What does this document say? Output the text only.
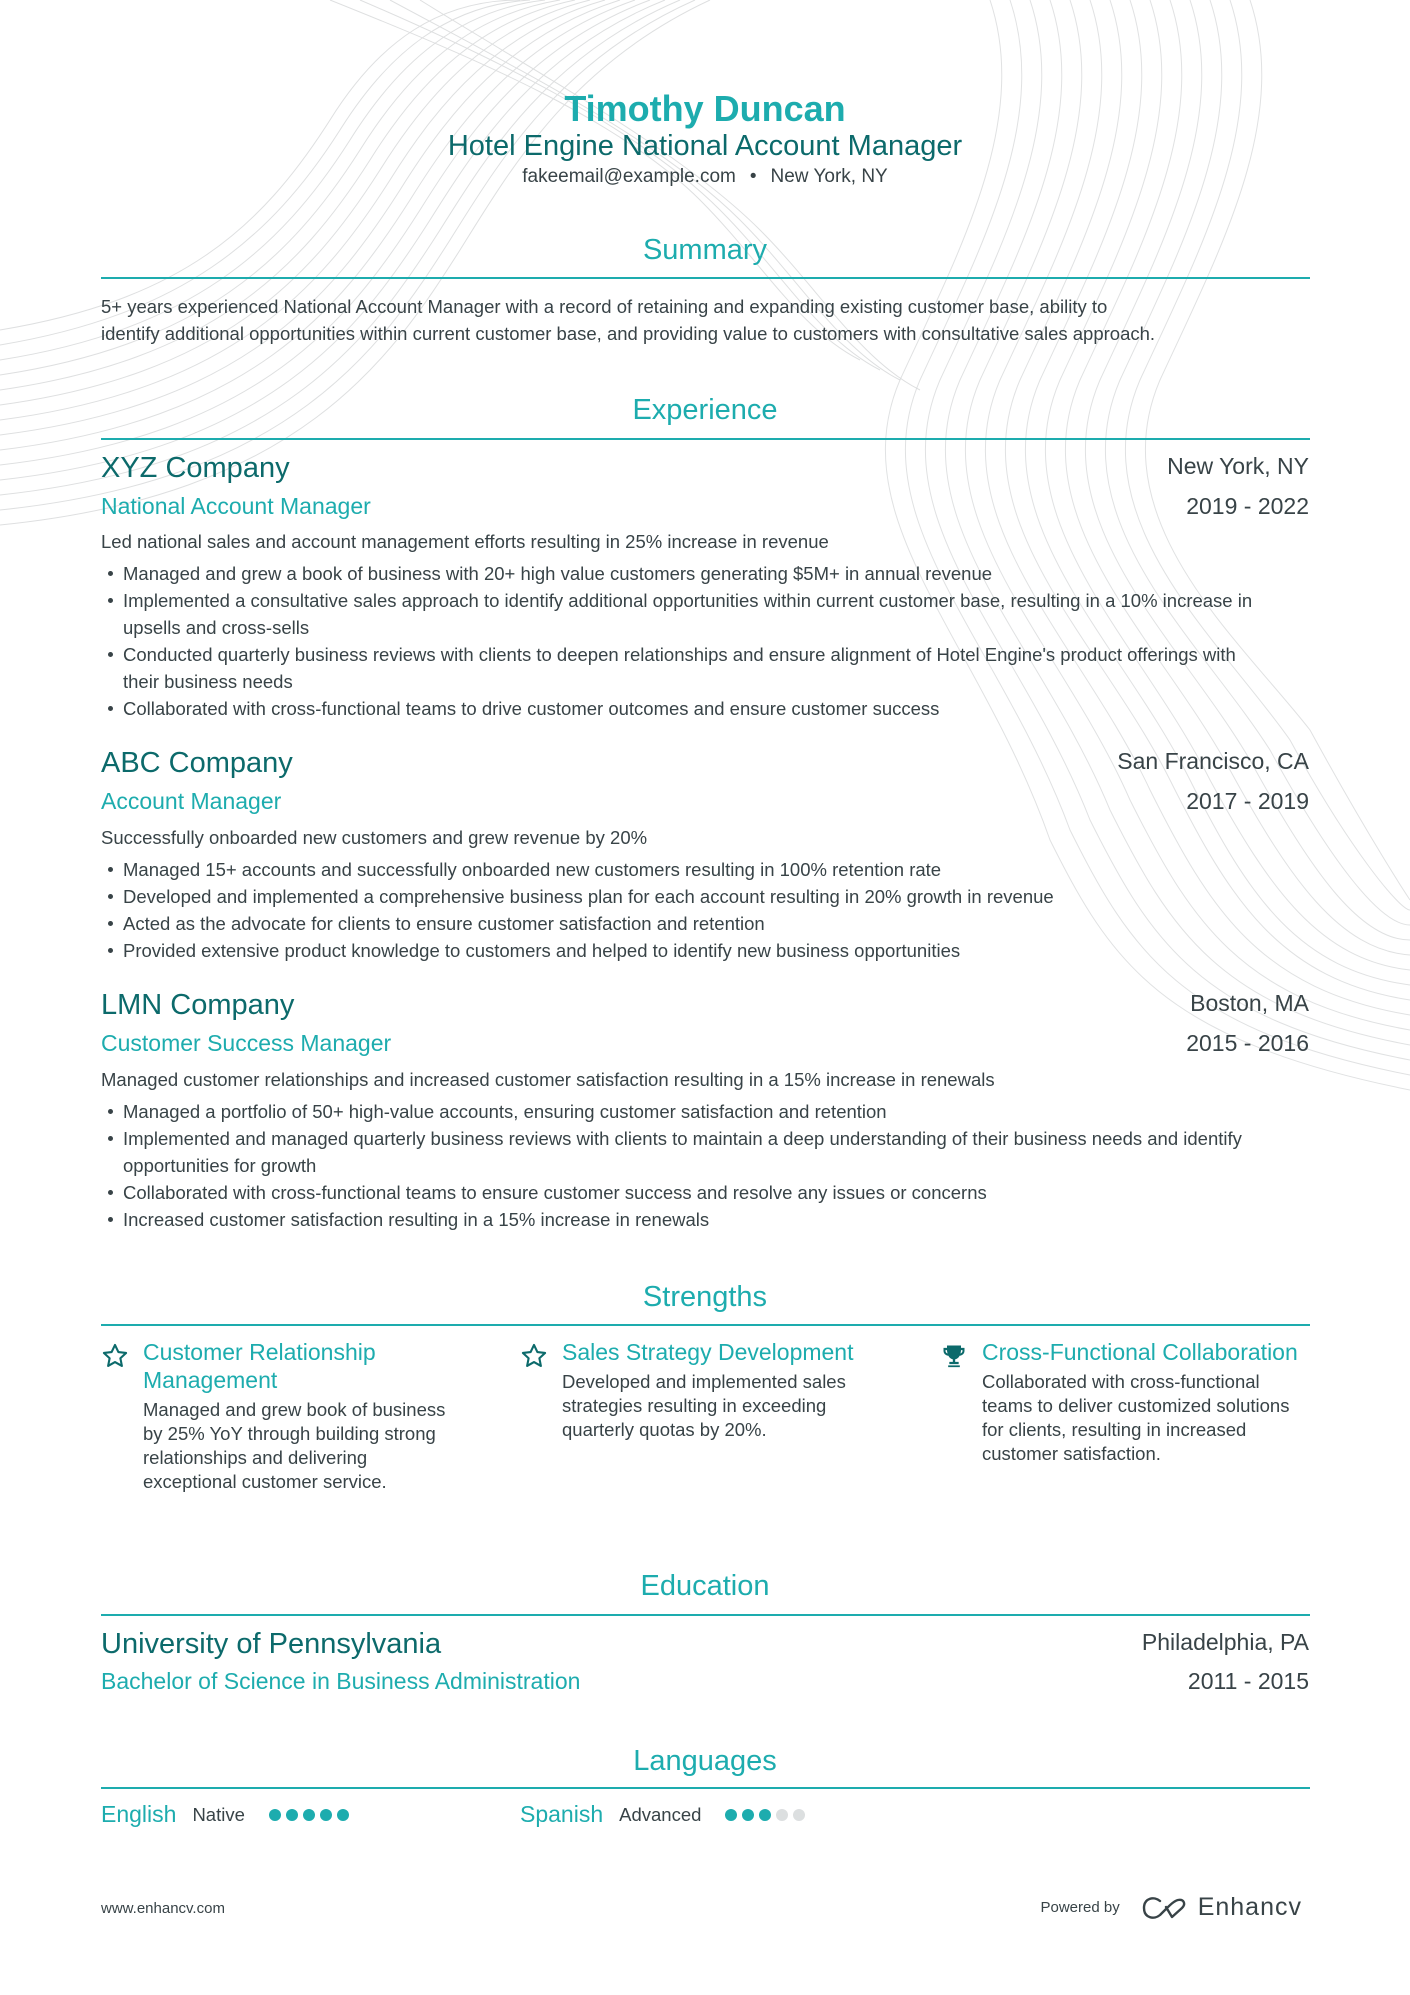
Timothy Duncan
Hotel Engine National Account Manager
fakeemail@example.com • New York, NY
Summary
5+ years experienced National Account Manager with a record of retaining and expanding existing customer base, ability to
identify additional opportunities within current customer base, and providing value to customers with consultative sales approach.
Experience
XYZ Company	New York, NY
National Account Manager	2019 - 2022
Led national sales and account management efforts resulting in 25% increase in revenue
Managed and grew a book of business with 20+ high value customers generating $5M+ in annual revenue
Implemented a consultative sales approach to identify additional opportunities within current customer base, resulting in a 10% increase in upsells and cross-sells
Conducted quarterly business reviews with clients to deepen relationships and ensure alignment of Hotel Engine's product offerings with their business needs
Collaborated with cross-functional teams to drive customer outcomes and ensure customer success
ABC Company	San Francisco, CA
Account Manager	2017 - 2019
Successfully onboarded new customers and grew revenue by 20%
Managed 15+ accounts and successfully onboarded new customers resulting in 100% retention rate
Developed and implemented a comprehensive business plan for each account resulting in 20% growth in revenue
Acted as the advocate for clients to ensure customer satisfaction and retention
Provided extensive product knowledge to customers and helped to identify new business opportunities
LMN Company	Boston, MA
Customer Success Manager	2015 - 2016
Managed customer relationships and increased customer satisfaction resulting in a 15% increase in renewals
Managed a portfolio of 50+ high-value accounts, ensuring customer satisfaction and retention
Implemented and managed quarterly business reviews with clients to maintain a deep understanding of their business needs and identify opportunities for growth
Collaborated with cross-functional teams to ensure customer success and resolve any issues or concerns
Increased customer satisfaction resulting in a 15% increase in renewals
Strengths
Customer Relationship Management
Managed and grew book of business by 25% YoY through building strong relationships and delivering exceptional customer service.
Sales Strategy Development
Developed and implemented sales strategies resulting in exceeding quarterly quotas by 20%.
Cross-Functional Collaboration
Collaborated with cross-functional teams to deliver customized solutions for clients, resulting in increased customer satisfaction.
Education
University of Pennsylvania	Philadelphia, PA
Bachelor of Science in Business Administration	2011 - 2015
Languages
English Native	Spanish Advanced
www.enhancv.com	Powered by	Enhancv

┄┄┄┄┄┄

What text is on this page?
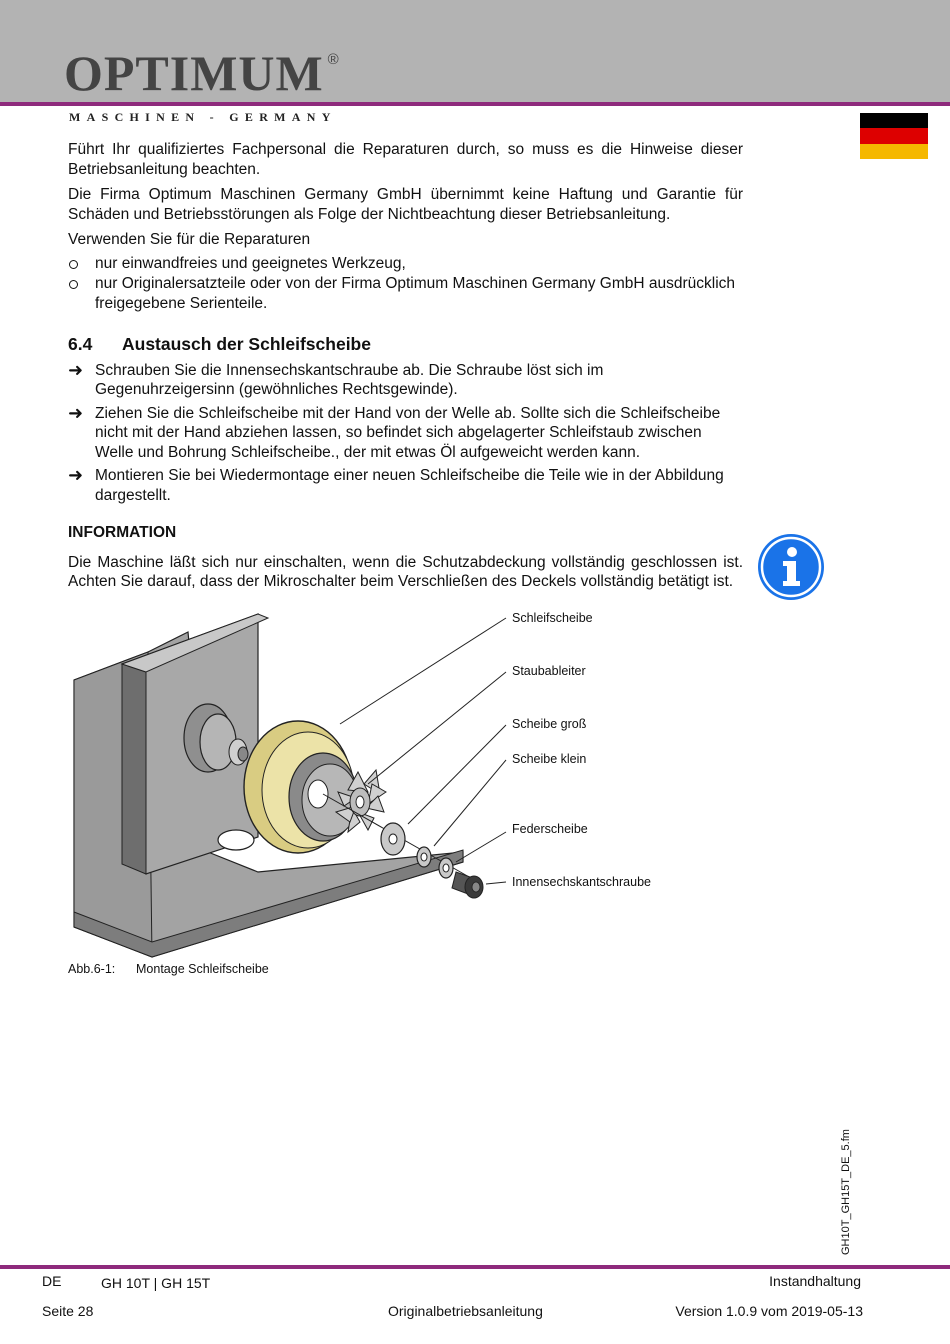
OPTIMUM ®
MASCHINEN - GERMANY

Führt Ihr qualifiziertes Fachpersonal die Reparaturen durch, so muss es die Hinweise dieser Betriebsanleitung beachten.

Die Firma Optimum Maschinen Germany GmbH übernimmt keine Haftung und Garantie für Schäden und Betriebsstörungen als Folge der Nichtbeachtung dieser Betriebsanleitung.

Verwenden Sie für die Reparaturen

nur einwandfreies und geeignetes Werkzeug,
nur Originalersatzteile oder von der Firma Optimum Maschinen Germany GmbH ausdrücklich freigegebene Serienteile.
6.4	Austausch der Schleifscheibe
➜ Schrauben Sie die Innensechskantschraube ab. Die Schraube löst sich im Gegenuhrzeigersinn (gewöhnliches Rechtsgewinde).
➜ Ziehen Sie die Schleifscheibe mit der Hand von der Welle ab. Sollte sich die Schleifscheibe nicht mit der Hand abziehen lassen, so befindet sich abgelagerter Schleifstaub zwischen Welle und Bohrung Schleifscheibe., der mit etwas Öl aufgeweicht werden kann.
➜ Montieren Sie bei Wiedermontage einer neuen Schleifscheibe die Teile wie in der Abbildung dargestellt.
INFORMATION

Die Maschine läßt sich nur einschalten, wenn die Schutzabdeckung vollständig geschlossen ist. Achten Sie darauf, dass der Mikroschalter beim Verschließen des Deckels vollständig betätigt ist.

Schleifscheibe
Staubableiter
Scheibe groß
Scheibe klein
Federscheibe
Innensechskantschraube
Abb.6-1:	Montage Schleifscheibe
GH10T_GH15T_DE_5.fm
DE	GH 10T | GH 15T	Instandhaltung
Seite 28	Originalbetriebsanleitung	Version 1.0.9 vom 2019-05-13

┄┄┄┄┄┄

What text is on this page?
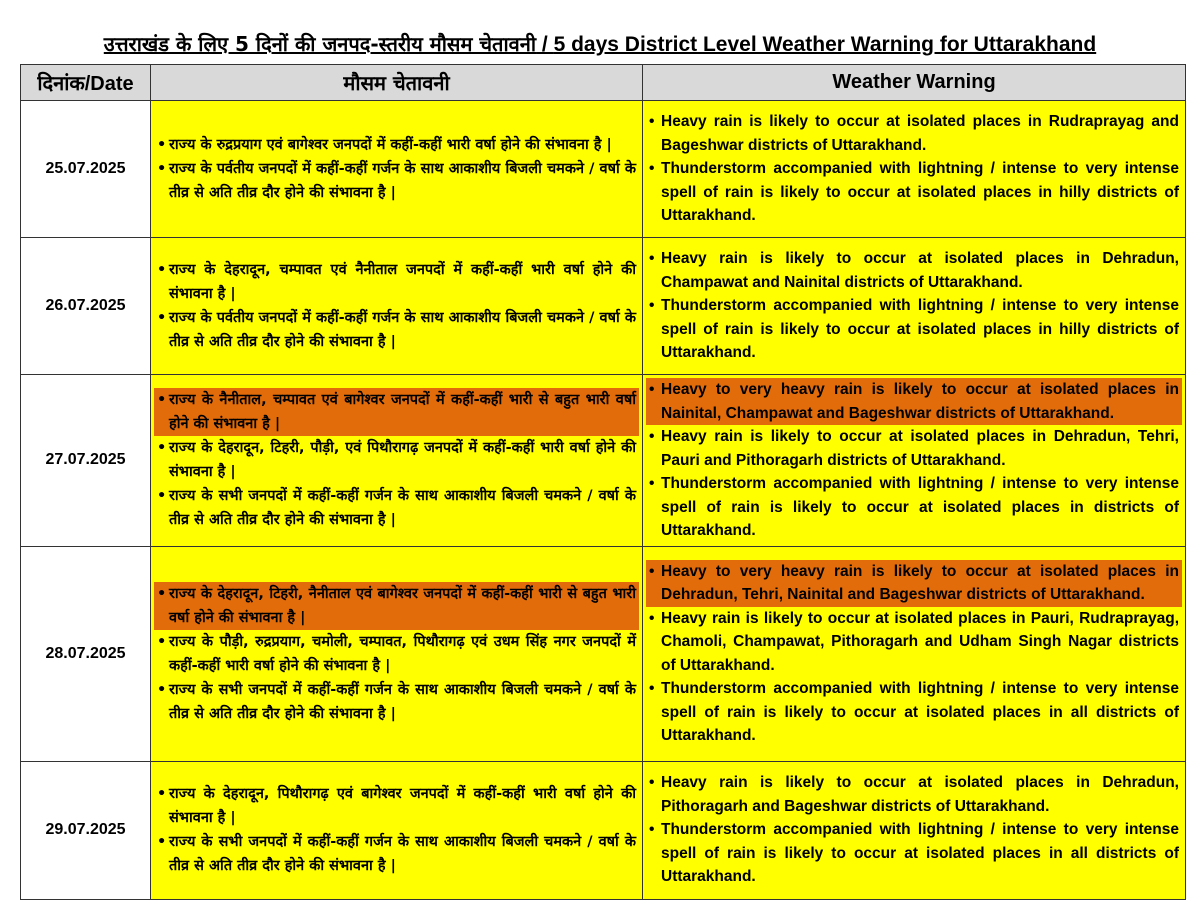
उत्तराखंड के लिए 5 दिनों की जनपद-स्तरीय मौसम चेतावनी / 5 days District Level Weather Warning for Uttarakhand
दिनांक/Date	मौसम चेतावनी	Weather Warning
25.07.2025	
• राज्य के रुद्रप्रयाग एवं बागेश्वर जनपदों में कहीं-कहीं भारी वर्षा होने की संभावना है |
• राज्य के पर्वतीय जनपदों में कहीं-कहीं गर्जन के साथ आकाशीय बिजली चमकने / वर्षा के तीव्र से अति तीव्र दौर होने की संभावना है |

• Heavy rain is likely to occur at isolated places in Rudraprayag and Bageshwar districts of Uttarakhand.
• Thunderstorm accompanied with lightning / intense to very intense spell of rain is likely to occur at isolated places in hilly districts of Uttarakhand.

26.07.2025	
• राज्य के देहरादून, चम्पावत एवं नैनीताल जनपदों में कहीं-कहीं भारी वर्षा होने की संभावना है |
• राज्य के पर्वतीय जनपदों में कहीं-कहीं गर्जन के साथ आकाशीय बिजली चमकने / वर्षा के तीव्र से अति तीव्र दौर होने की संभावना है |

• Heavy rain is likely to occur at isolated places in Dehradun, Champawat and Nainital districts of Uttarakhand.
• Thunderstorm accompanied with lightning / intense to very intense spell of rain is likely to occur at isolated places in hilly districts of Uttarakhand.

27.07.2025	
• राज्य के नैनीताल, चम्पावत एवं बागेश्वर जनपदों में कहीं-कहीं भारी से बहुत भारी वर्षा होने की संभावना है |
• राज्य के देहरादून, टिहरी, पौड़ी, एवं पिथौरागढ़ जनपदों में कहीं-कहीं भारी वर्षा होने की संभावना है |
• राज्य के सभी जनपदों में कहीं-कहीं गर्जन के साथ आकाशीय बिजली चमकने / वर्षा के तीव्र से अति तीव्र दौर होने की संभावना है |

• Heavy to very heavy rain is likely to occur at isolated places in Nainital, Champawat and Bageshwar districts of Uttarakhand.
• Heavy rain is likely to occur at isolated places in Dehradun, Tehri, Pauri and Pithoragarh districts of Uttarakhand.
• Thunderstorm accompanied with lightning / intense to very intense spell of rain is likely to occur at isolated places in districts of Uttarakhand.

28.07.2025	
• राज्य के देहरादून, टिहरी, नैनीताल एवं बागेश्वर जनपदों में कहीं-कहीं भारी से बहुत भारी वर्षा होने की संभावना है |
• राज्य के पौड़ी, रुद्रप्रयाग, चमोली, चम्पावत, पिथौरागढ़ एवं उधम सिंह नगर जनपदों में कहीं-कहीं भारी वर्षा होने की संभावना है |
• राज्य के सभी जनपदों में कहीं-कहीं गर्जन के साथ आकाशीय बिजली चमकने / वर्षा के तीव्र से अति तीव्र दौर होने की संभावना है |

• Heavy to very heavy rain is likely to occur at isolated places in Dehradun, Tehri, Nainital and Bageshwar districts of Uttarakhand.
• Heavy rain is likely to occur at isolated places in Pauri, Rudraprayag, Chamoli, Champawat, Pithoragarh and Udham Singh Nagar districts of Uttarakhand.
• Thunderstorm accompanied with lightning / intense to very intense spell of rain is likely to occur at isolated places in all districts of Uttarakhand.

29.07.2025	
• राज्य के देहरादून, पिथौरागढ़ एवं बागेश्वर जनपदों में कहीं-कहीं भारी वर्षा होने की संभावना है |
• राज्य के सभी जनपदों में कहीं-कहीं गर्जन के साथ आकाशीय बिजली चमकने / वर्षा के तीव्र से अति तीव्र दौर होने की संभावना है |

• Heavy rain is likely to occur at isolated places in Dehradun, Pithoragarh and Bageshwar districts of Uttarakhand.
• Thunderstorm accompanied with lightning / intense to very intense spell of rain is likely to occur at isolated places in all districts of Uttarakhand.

┄┄┄┄┄┄

◆ **REQUEST**: Whenever "current" turns up in a line, pick that line out.

◆ **RESPONSE TO THIS EXERCISE**:
identify additional opportunities within current customer base, and providing value to customers with consultative sales approach.
Implemented a consultative sales approach to identify additional opportunities within current customer base, resulting in a 10% increase in upsells and cross-sells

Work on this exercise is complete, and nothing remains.